What is being asked:
Leave out the images; return the rest of the data exactly.

↓

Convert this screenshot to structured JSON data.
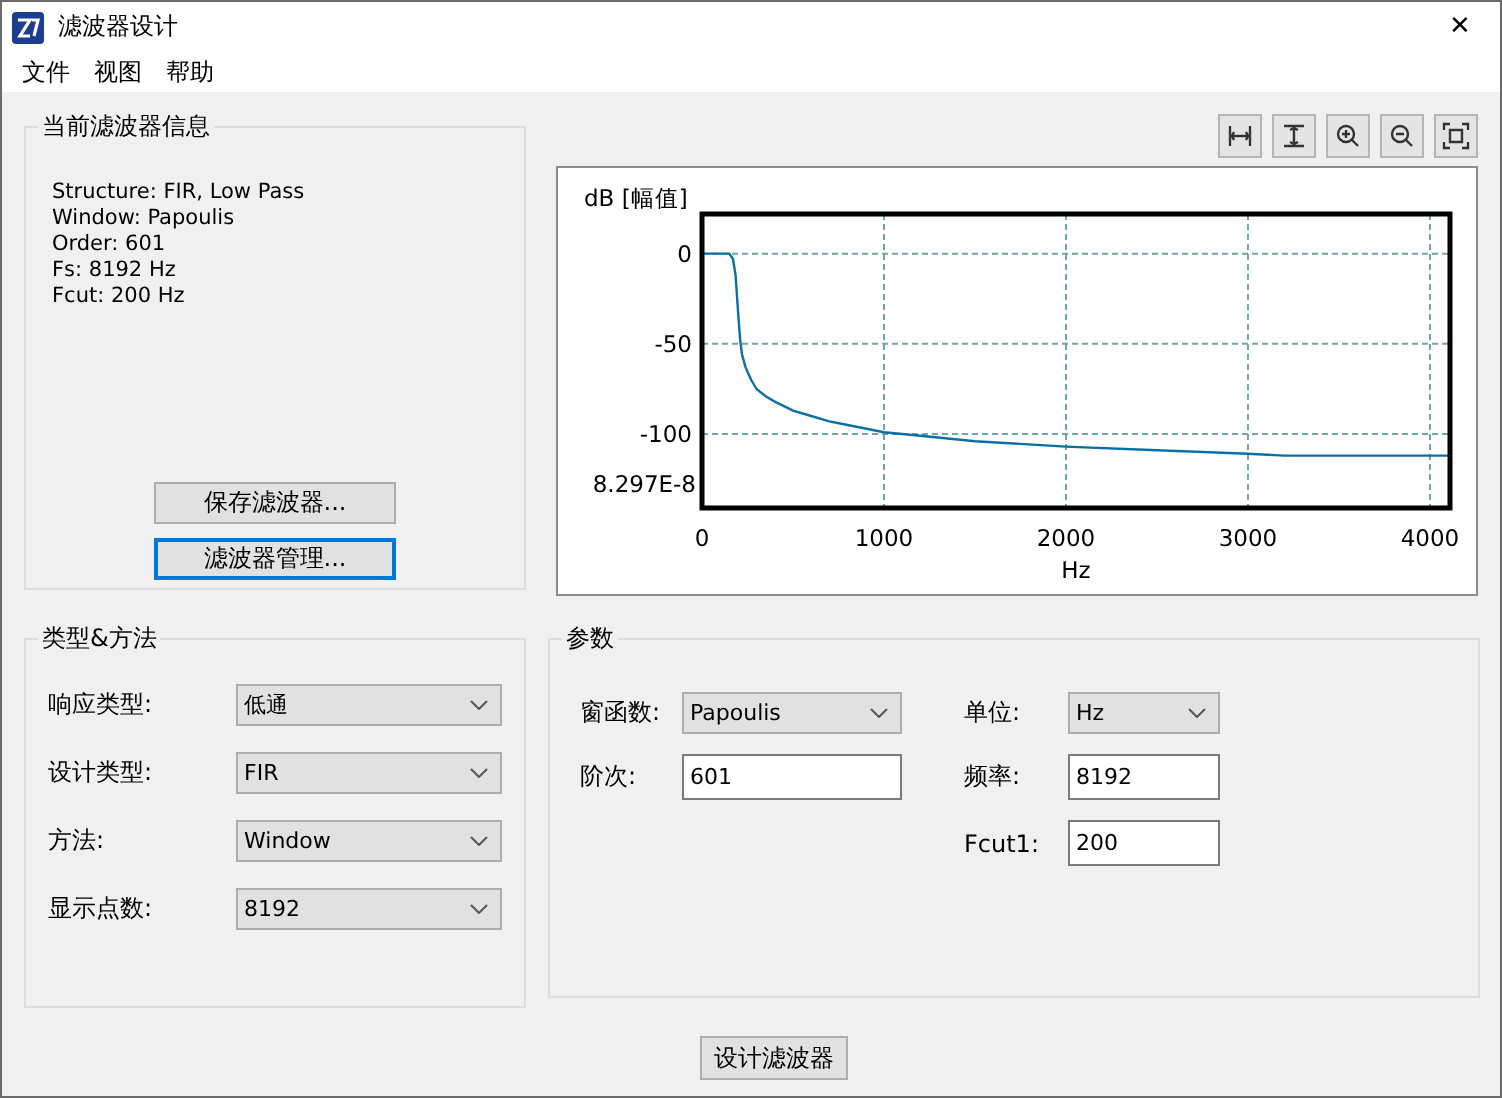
{
  "window": {
    "title": "滤波器设计",
    "close": "✕"
  },
  "menu": [
    "文件",
    "视图",
    "帮助"
  ],
  "filter_info": {
    "title": "当前滤波器信息",
    "lines": [
      "Structure: FIR, Low Pass",
      "Window: Papoulis",
      "Order: 601",
      "Fs: 8192 Hz",
      "Fcut: 200 Hz"
    ],
    "buttons": [
      {
        "label": "保存滤波器...",
        "focused": false
      },
      {
        "label": "滤波器管理...",
        "focused": true
      }
    ]
  },
  "chart_toolbar": [
    {
      "kind": "fit-x"
    },
    {
      "kind": "fit-y"
    },
    {
      "kind": "zoom-in"
    },
    {
      "kind": "zoom-out"
    },
    {
      "kind": "fit-all"
    }
  ],
  "chart_data": {
    "type": "line",
    "ylabel": "dB [幅值]",
    "xlabel": "Hz",
    "xlim": [
      0,
      4110
    ],
    "ylim": [
      -141,
      22
    ],
    "xticks": [
      0,
      1000,
      2000,
      3000,
      4000
    ],
    "yticks": [
      0,
      -50,
      -100
    ],
    "grid": true,
    "x": [
      0,
      150,
      170,
      185,
      200,
      210,
      220,
      240,
      270,
      300,
      350,
      400,
      500,
      600,
      700,
      800,
      1000,
      1200,
      1500,
      2000,
      2500,
      3000,
      3200,
      4110
    ],
    "series": [
      {
        "color": "#0a6fa8",
        "values": [
          0,
          0,
          -3,
          -12,
          -35,
          -48,
          -56,
          -63,
          -70,
          -75,
          -79,
          -82,
          -87,
          -90,
          -93,
          -95,
          -99,
          -101,
          -104,
          -107,
          -109,
          -111,
          -112,
          -112
        ]
      }
    ]
  },
  "plot_min_label": "8.297E-8",
  "type_method": {
    "title": "类型&方法",
    "rows": [
      {
        "label": "响应类型:",
        "value": "低通"
      },
      {
        "label": "设计类型:",
        "value": "FIR"
      },
      {
        "label": "方法:",
        "value": "Window"
      },
      {
        "label": "显示点数:",
        "value": "8192"
      }
    ]
  },
  "params": {
    "title": "参数",
    "columns": [
      {
        "fields": [
          {
            "label": "窗函数:",
            "value": "Papoulis",
            "kind": "dropdown"
          },
          {
            "label": "阶次:",
            "value": "601",
            "kind": "input"
          }
        ]
      },
      {
        "fields": [
          {
            "label": "单位:",
            "value": "Hz",
            "kind": "dropdown"
          },
          {
            "label": "频率:",
            "value": "8192",
            "kind": "input"
          },
          {
            "label": "Fcut1:",
            "value": "200",
            "kind": "input"
          }
        ]
      }
    ]
  },
  "design_button": "设计滤波器"
}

↑

In response:
Convert this screenshot to structured JSON data.
{
  "window": {
    "title": "滤波器设计",
    "close": "✕"
  },
  "menu": [
    "文件",
    "视图",
    "帮助"
  ],
  "filter_info": {
    "title": "当前滤波器信息",
    "lines": [
      "Structure: FIR, Low Pass",
      "Window: Papoulis",
      "Order: 601",
      "Fs: 8192 Hz",
      "Fcut: 200 Hz"
    ],
    "buttons": [
      {
        "label": "保存滤波器...",
        "focused": false
      },
      {
        "label": "滤波器管理...",
        "focused": true
      }
    ]
  },
  "chart_toolbar": [
    {
      "kind": "fit-x"
    },
    {
      "kind": "fit-y"
    },
    {
      "kind": "zoom-in"
    },
    {
      "kind": "zoom-out"
    },
    {
      "kind": "fit-all"
    }
  ],
  "chart_data": {
    "type": "line",
    "ylabel": "dB [幅值]",
    "xlabel": "Hz",
    "xlim": [
      0,
      4110
    ],
    "ylim": [
      -141,
      22
    ],
    "xticks": [
      0,
      1000,
      2000,
      3000,
      4000
    ],
    "yticks": [
      0,
      -50,
      -100
    ],
    "grid": true,
    "x": [
      0,
      150,
      170,
      185,
      200,
      210,
      220,
      240,
      270,
      300,
      350,
      400,
      500,
      600,
      700,
      800,
      1000,
      1200,
      1500,
      2000,
      2500,
      3000,
      3200,
      4110
    ],
    "series": [
      {
        "color": "#0a6fa8",
        "values": [
          0,
          0,
          -3,
          -12,
          -35,
          -48,
          -56,
          -63,
          -70,
          -75,
          -79,
          -82,
          -87,
          -90,
          -93,
          -95,
          -99,
          -101,
          -104,
          -107,
          -109,
          -111,
          -112,
          -112
        ]
      }
    ]
  },
  "plot_min_label": "8.297E-8",
  "type_method": {
    "title": "类型&方法",
    "rows": [
      {
        "label": "响应类型:",
        "value": "低通"
      },
      {
        "label": "设计类型:",
        "value": "FIR"
      },
      {
        "label": "方法:",
        "value": "Window"
      },
      {
        "label": "显示点数:",
        "value": "8192"
      }
    ]
  },
  "params": {
    "title": "参数",
    "columns": [
      {
        "fields": [
          {
            "label": "窗函数:",
            "value": "Papoulis",
            "kind": "dropdown"
          },
          {
            "label": "阶次:",
            "value": "601",
            "kind": "input"
          }
        ]
      },
      {
        "fields": [
          {
            "label": "单位:",
            "value": "Hz",
            "kind": "dropdown"
          },
          {
            "label": "频率:",
            "value": "8192",
            "kind": "input"
          },
          {
            "label": "Fcut1:",
            "value": "200",
            "kind": "input"
          }
        ]
      }
    ]
  },
  "design_button": "设计滤波器"
}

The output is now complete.